● Given request:
Transcribe each line exactly.

Stored records:
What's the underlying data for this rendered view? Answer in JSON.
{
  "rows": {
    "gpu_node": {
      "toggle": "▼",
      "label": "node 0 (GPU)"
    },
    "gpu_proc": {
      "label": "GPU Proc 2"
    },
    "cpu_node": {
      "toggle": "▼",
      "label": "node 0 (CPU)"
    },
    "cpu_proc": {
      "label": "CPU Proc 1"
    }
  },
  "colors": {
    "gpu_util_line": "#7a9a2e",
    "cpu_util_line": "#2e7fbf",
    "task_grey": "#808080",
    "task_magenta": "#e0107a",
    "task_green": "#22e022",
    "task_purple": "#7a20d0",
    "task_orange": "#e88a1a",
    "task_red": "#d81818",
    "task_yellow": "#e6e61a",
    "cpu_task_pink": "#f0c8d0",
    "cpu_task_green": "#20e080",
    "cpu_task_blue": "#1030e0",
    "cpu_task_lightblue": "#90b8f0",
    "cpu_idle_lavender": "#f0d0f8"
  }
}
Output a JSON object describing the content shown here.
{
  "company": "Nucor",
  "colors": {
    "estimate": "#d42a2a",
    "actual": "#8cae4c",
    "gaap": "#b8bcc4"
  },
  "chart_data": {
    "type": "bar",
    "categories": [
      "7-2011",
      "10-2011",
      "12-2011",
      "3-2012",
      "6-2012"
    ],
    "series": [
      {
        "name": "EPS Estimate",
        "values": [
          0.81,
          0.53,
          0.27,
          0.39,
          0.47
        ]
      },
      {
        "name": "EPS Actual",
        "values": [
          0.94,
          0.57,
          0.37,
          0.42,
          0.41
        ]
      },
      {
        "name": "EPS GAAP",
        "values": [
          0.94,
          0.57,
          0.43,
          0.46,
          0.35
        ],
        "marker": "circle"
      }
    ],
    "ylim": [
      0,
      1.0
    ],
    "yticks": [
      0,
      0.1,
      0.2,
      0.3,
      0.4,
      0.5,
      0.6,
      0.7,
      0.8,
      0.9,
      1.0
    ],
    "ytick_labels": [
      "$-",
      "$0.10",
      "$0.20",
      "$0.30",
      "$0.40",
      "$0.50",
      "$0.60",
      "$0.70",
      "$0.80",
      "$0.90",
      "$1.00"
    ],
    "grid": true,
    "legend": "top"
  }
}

● Result for this task:
What's the underlying data for this rendered view? Answer in JSON.
{
  "rows": {
    "gpu_node": {
      "toggle": "▼",
      "label": "node 0 (GPU)"
    },
    "gpu_proc": {
      "label": "GPU Proc 2"
    },
    "cpu_node": {
      "toggle": "▼",
      "label": "node 0 (CPU)"
    },
    "cpu_proc": {
      "label": "CPU Proc 1"
    }
  },
  "colors": {
    "gpu_util_line": "#7a9a2e",
    "cpu_util_line": "#2e7fbf",
    "task_grey": "#808080",
    "task_magenta": "#e0107a",
    "task_green": "#22e022",
    "task_purple": "#7a20d0",
    "task_orange": "#e88a1a",
    "task_red": "#d81818",
    "task_yellow": "#e6e61a",
    "cpu_task_pink": "#f0c8d0",
    "cpu_task_green": "#20e080",
    "cpu_task_blue": "#1030e0",
    "cpu_task_lightblue": "#90b8f0",
    "cpu_idle_lavender": "#f0d0f8"
  }
}
Output a JSON object describing the content shown here.
{
  "company": "Nucor",
  "colors": {
    "estimate": "#d42a2a",
    "actual": "#8cae4c",
    "gaap": "#b8bcc4"
  },
  "chart_data": {
    "type": "bar",
    "categories": [
      "7-2011",
      "10-2011",
      "12-2011",
      "3-2012",
      "6-2012"
    ],
    "series": [
      {
        "name": "EPS Estimate",
        "values": [
          0.81,
          0.53,
          0.27,
          0.39,
          0.47
        ]
      },
      {
        "name": "EPS Actual",
        "values": [
          0.94,
          0.57,
          0.37,
          0.42,
          0.41
        ]
      },
      {
        "name": "EPS GAAP",
        "values": [
          0.94,
          0.57,
          0.43,
          0.46,
          0.35
        ],
        "marker": "circle"
      }
    ],
    "ylim": [
      0,
      1.0
    ],
    "yticks": [
      0,
      0.1,
      0.2,
      0.3,
      0.4,
      0.5,
      0.6,
      0.7,
      0.8,
      0.9,
      1.0
    ],
    "ytick_labels": [
      "$-",
      "$0.10",
      "$0.20",
      "$0.30",
      "$0.40",
      "$0.50",
      "$0.60",
      "$0.70",
      "$0.80",
      "$0.90",
      "$1.00"
    ],
    "grid": true,
    "legend": "top"
  }
}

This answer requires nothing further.